Data to process:
○ ○ ○
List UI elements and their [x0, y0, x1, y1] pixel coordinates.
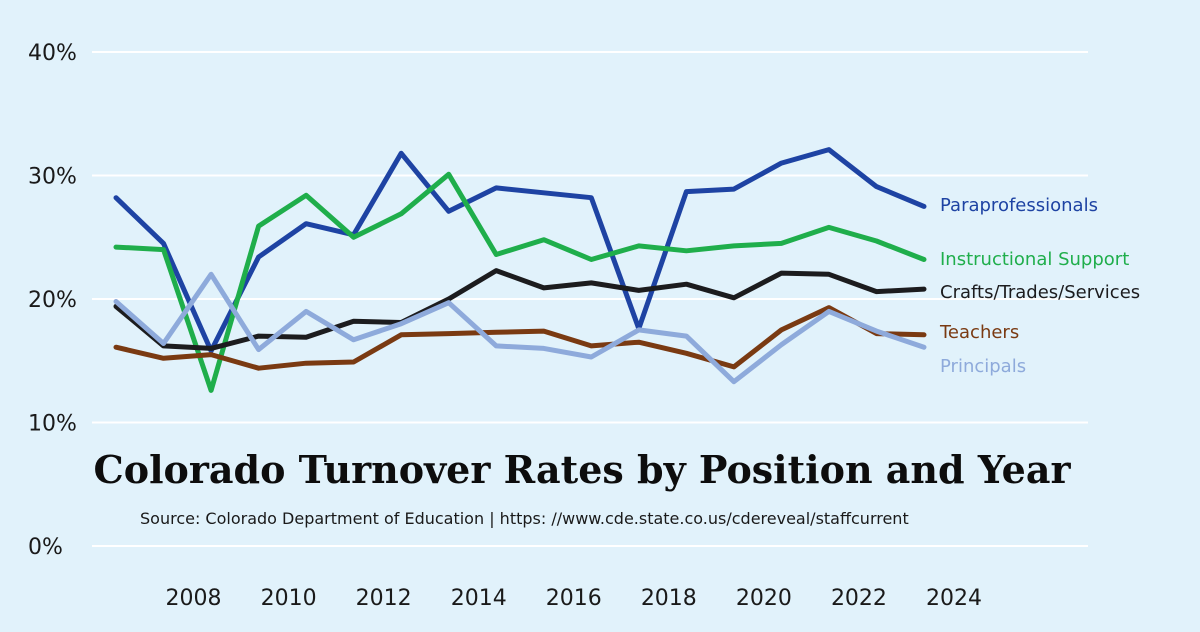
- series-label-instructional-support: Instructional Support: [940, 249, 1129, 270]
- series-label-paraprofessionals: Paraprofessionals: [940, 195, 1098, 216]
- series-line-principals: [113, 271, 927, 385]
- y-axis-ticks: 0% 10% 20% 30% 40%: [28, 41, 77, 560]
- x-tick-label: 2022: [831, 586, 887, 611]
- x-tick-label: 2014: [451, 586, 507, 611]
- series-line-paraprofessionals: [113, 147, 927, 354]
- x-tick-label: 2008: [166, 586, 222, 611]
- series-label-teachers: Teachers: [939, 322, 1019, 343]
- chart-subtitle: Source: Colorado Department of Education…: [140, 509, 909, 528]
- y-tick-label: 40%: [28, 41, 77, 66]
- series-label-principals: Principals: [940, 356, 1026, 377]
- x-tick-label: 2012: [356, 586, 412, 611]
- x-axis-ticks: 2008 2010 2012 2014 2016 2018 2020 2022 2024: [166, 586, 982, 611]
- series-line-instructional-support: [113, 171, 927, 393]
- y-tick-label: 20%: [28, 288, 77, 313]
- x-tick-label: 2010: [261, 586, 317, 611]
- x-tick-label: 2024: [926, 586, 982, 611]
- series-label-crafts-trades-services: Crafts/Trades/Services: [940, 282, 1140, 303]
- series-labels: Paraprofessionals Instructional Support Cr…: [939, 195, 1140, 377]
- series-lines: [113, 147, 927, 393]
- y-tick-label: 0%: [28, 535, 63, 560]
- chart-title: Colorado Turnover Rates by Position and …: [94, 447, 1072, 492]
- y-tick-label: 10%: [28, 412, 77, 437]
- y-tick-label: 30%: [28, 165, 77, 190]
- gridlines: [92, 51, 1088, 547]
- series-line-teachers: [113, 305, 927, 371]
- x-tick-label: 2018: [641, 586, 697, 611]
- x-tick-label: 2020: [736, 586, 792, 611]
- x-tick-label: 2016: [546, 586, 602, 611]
○ ○ ○
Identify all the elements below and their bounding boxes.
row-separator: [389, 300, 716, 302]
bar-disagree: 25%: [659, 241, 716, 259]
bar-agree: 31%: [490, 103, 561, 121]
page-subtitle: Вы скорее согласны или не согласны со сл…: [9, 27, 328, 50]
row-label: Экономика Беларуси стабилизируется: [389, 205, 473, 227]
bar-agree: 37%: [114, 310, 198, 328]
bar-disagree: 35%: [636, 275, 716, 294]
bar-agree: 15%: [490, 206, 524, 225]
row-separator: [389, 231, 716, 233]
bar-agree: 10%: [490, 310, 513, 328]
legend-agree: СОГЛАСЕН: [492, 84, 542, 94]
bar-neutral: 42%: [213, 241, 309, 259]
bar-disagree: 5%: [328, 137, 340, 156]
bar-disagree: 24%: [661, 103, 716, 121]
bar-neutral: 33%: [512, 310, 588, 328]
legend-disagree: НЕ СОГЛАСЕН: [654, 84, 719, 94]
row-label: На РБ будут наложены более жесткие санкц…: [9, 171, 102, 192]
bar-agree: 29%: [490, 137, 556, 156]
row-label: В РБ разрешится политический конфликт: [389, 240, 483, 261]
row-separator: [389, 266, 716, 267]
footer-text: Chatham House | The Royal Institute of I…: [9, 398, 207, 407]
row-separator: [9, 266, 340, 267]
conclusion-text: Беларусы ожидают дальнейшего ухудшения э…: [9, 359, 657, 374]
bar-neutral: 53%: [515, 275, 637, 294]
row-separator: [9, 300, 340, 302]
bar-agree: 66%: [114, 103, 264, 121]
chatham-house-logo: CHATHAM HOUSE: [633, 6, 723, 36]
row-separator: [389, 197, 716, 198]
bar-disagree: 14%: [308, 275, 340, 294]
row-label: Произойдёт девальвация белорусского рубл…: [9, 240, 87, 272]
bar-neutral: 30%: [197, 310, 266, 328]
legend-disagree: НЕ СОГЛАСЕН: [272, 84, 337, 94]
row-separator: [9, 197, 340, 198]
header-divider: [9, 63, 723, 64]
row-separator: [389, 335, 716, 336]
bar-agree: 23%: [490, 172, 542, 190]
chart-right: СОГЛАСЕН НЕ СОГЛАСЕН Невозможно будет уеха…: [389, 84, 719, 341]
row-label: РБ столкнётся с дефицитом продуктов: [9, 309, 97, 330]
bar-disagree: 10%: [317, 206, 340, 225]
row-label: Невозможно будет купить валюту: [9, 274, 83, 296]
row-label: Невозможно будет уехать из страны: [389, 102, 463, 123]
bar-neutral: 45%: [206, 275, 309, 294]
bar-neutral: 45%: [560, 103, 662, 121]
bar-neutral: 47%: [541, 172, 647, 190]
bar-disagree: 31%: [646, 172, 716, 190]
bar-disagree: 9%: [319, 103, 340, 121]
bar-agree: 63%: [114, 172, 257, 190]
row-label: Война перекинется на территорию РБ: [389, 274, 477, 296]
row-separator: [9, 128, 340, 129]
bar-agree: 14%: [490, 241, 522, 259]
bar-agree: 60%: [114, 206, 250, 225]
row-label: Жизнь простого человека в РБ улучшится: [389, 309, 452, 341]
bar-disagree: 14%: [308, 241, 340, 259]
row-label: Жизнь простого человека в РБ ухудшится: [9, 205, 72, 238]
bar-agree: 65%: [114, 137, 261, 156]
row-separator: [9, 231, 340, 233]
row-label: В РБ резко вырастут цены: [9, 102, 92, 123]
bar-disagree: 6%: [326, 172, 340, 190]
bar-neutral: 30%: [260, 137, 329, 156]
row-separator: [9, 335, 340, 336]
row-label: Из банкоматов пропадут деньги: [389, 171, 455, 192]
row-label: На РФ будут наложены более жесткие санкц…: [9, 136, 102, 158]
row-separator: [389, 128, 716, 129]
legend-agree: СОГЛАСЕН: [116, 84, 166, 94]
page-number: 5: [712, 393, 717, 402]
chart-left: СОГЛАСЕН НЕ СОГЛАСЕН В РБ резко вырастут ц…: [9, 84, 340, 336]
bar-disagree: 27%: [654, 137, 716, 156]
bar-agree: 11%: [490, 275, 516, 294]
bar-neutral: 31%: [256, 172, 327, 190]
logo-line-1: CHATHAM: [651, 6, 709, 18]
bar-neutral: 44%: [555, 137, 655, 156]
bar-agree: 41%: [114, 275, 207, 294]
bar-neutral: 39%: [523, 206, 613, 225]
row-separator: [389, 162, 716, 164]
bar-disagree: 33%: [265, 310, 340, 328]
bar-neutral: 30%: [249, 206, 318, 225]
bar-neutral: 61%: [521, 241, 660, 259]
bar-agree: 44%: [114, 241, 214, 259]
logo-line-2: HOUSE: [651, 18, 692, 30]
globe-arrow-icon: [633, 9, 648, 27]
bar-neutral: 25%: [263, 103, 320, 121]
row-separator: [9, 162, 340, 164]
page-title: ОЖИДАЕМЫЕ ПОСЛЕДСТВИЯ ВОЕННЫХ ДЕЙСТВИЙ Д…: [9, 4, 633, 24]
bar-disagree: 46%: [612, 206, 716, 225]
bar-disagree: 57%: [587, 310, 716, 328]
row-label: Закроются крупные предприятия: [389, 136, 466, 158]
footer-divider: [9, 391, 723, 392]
○ ○ ○
Set task: Return, word for word, the lines in the records above, starting with the line containing "Identify all the" and going on through the line containing "page-subtitle: Вы скорее", with both of those lines included.

Response to this exercise:
Identify all the elements below and their bounding boxes.
row-separator: [389, 300, 716, 302]
bar-disagree: 25%: [659, 241, 716, 259]
bar-agree: 31%: [490, 103, 561, 121]
page-subtitle: Вы скорее согласны или не согласны со сл…: [9, 27, 328, 50]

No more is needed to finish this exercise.